* Task inputs *

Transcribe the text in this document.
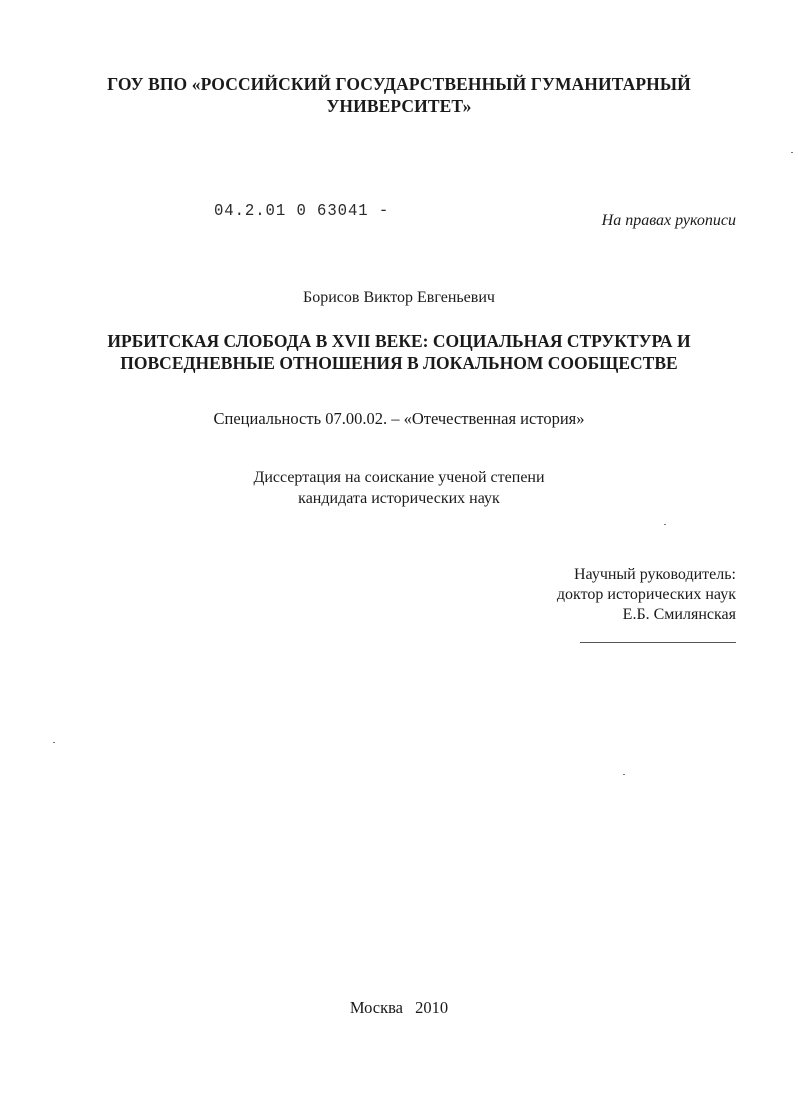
ГОУ ВПО «РОССИЙСКИЙ ГОСУДАРСТВЕННЫЙ ГУМАНИТАРНЫЙ
УНИВЕРСИТЕТ»
04.2.01 0 63041 -	На правах рукописи
Борисов Виктор Евгеньевич
ИРБИТСКАЯ СЛОБОДА В XVII ВЕКЕ: СОЦИАЛЬНАЯ СТРУКТУРА И
ПОВСЕДНЕВНЫЕ ОТНОШЕНИЯ В ЛОКАЛЬНОМ СООБЩЕСТВЕ
Специальность 07.00.02. – «Отечественная история»
Диссертация на соискание ученой степени
кандидата исторических наук
Научный руководитель:
доктор исторических наук
Е.Б. Смилянская
Москва 2010
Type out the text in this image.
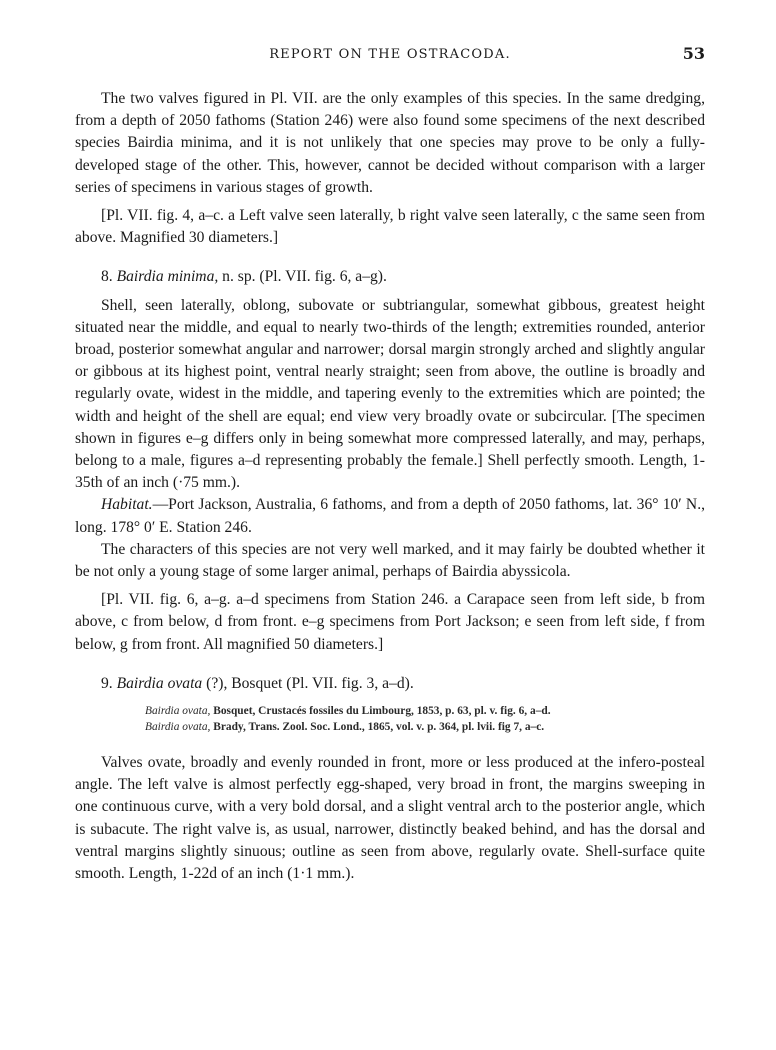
REPORT ON THE OSTRACODA.	53

The two valves figured in Pl. VII. are the only examples of this species. In the same dredging, from a depth of 2050 fathoms (Station 246) were also found some specimens of the next described species Bairdia minima, and it is not unlikely that one species may prove to be only a fully-developed stage of the other. This, however, cannot be decided without comparison with a larger series of specimens in various stages of growth.

[Pl. VII. fig. 4, a–c. a Left valve seen laterally, b right valve seen laterally, c the same seen from above. Magnified 30 diameters.]

8. Bairdia minima, n. sp. (Pl. VII. fig. 6, a–g).

Shell, seen laterally, oblong, subovate or subtriangular, somewhat gibbous, greatest height situated near the middle, and equal to nearly two-thirds of the length; extremities rounded, anterior broad, posterior somewhat angular and narrower; dorsal margin strongly arched and slightly angular or gibbous at its highest point, ventral nearly straight; seen from above, the outline is broadly and regularly ovate, widest in the middle, and tapering evenly to the extremities which are pointed; the width and height of the shell are equal; end view very broadly ovate or subcircular. [The specimen shown in figures e–g differs only in being somewhat more compressed laterally, and may, perhaps, belong to a male, figures a–d representing probably the female.] Shell perfectly smooth. Length, 1-35th of an inch (·75 mm.).

Habitat.—Port Jackson, Australia, 6 fathoms, and from a depth of 2050 fathoms, lat. 36° 10′ N., long. 178° 0′ E. Station 246.

The characters of this species are not very well marked, and it may fairly be doubted whether it be not only a young stage of some larger animal, perhaps of Bairdia abyssicola.

[Pl. VII. fig. 6, a–g. a–d specimens from Station 246. a Carapace seen from left side, b from above, c from below, d from front. e–g specimens from Port Jackson; e seen from left side, f from below, g from front. All magnified 50 diameters.]

9. Bairdia ovata (?), Bosquet (Pl. VII. fig. 3, a–d).

Bairdia ovata, Bosquet, Crustacés fossiles du Limbourg, 1853, p. 63, pl. v. fig. 6, a–d.
Bairdia ovata, Brady, Trans. Zool. Soc. Lond., 1865, vol. v. p. 364, pl. lvii. fig 7, a–c.

Valves ovate, broadly and evenly rounded in front, more or less produced at the infero-posteal angle. The left valve is almost perfectly egg-shaped, very broad in front, the margins sweeping in one continuous curve, with a very bold dorsal, and a slight ventral arch to the posterior angle, which is subacute. The right valve is, as usual, narrower, distinctly beaked behind, and has the dorsal and ventral margins slightly sinuous; outline as seen from above, regularly ovate. Shell-surface quite smooth. Length, 1-22d of an inch (1·1 mm.).
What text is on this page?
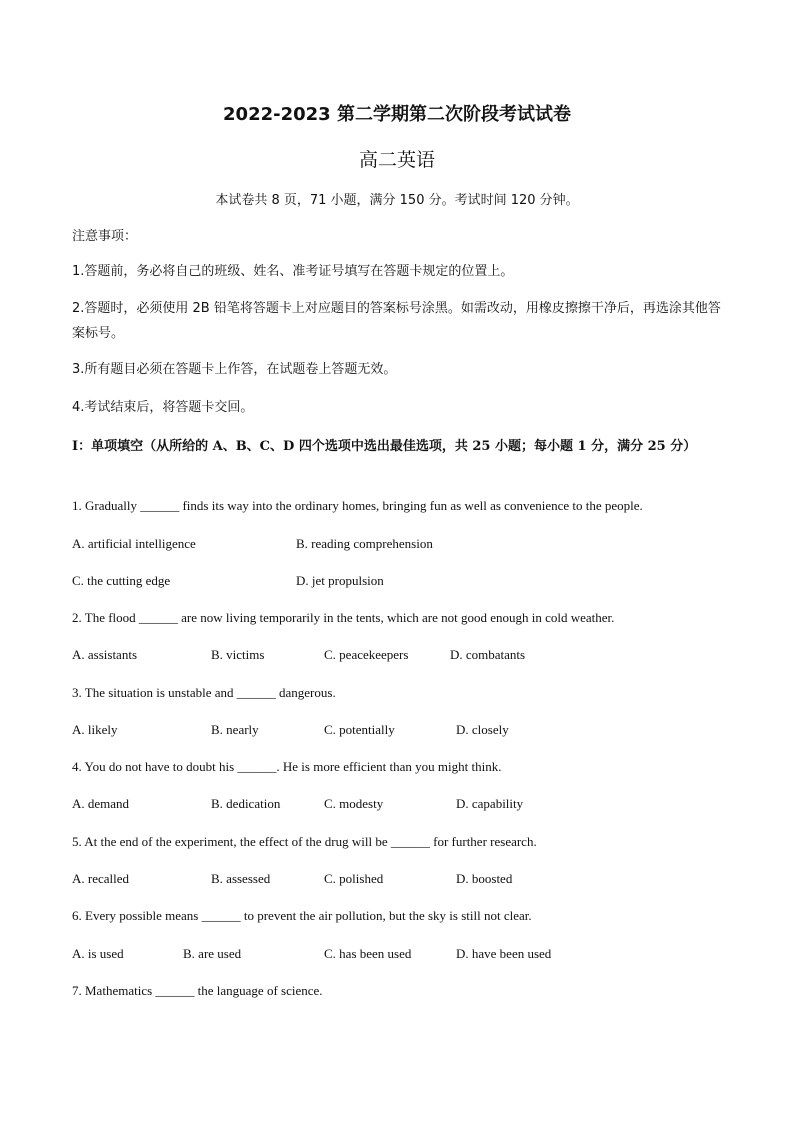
2022-2023 第二学期第二次阶段考试试卷
高二英语
本试卷共 8 页，71 小题，满分 150 分。考试时间 120 分钟。
注意事项：
1.答题前，务必将自己的班级、姓名、准考证号填写在答题卡规定的位置上。
2.答题时，必须使用 2B 铅笔将答题卡上对应题目的答案标号涂黑。如需改动，用橡皮擦擦干净后，再选涂其他答案标号。
3.所有题目必须在答题卡上作答，在试题卷上答题无效。
4.考试结束后，将答题卡交回。
I：单项填空（从所给的 A、B、C、D 四个选项中选出最佳选项，共 25 小题；每小题 1 分，满分 25 分）
1. Gradually ______ finds its way into the ordinary homes, bringing fun as well as convenience to the people.
A. artificial intelligence	B. reading comprehension
C. the cutting edge	D. jet propulsion
2. The flood ______ are now living temporarily in the tents, which are not good enough in cold weather.
A. assistants	B. victims	C. peacekeepers	D. combatants
3. The situation is unstable and ______ dangerous.
A. likely	B. nearly	C. potentially	D. closely
4. You do not have to doubt his ______. He is more efficient than you might think.
A. demand	B. dedication	C. modesty	D. capability
5. At the end of the experiment, the effect of the drug will be ______ for further research.
A. recalled	B. assessed	C. polished	D. boosted
6. Every possible means ______ to prevent the air pollution, but the sky is still not clear.
A. is used	B. are used	C. has been used	D. have been used
7. Mathematics ______ the language of science.
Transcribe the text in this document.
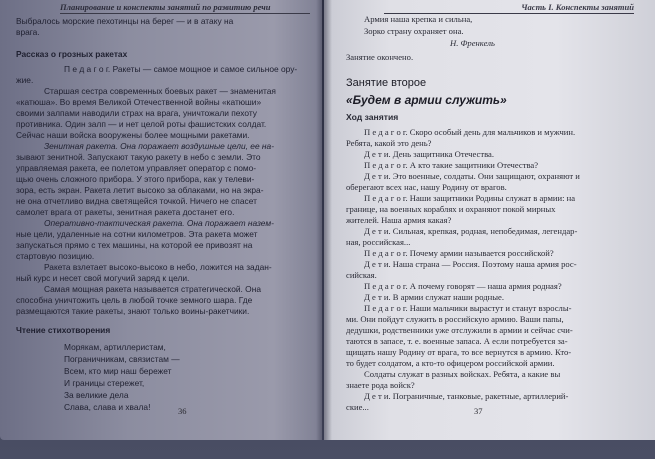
Планирование и конспекты занятий по развитию речи
Выбралось морские пехотинцы на берег — и в атаку на
врага.
Рассказ о грозных ракетах
П е д а г о г. Ракеты — самое мощное и самое сильное ору-
жие.
Старшая сестра современных боевых ракет — знаменитая
«катюша». Во время Великой Отечественной войны «катюши»
своими залпами наводили страх на врага, уничтожали пехоту
противника. Один залп — и нет целой роты фашистских солдат.
Сейчас наши войска вооружены более мощными ракетами.
Зенитная ракета. Она поражает воздушные цели, ее на-
зывают зенитной. Запускают такую ракету в небо с земли. Это
управляемая ракета, ее полетом управляет оператор с помо-
щью очень сложного прибора. У этого прибора, как у телеви-
зора, есть экран. Ракета летит высоко за облаками, но на экра-
не она отчетливо видна светящейся точкой. Ничего не спасет
самолет врага от ракеты, зенитная ракета достанет его.
Оперативно-тактическая ракета. Она поражает назем-
ные цели, удаленные на сотни километров. Эта ракета может
запускаться прямо с тех машины, на которой ее привозят на
стартовую позицию.
Ракета взлетает высоко-высоко в небо, ложится на задан-
ный курс и несет свой могучий заряд к цели.
Самая мощная ракета называется стратегической. Она
способна уничтожить цель в любой точке земного шара. Где
размещаются такие ракеты, знают только воины-ракетчики.
Чтение стихотворения
Морякам, артиллеристам,
Пограничникам, связистам —
Всем, кто мир наш бережет
И границы стережет,
За великие дела
Слава, слава и хвала!	36
Часть I. Конспекты занятий
Занятие второе
«Будем в армии служить»
Армия наша крепка и сильна,
Зорко страну охраняет она.
Н. Френкель
Занятие окончено.
Ход занятия
П е д а г о г. Скоро особый день для мальчиков и мужчин.
Ребята, какой это день?
Д е т и. День защитника Отечества.
П е д а г о г. А кто такие защитники Отечества?
Д е т и. Это военные, солдаты. Они защищают, охраняют и
оберегают всех нас, нашу Родину от врагов.
П е д а г о г. Наши защитники Родины служат в армии: на
границе, на военных кораблях и охраняют покой мирных
жителей. Наша армия какая?
Д е т и. Сильная, крепкая, родная, непобедимая, легендар-
ная, российская...
П е д а г о г. Почему армии называется российской?
Д е т и. Наша страна — Россия. Поэтому наша армия рос-
сийская.
П е д а г о г. А почему говорят — наша армия родная?
Д е т и. В армии служат наши родные.
П е д а г о г. Наши мальчики вырастут и станут взрослы-
ми. Они пойдут служить в российскую армию. Ваши папы,
дедушки, родственники уже отслужили в армии и сейчас счи-
таются в запасе, т. е. военные запаса. А если потребуется за-
щищать нашу Родину от врага, то все вернутся в армию. Кто-
то будет солдатом, а кто-то офицером российской армии.
Солдаты служат в разных войсках. Ребята, а какие вы
знаете рода войск?
Д е т и. Пограничные, танковые, ракетные, артиллерий-
ские...	37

* Written problem *
Of all the lines in the entries, how many contain the word "Родину"? Give only the number.

* The result *
2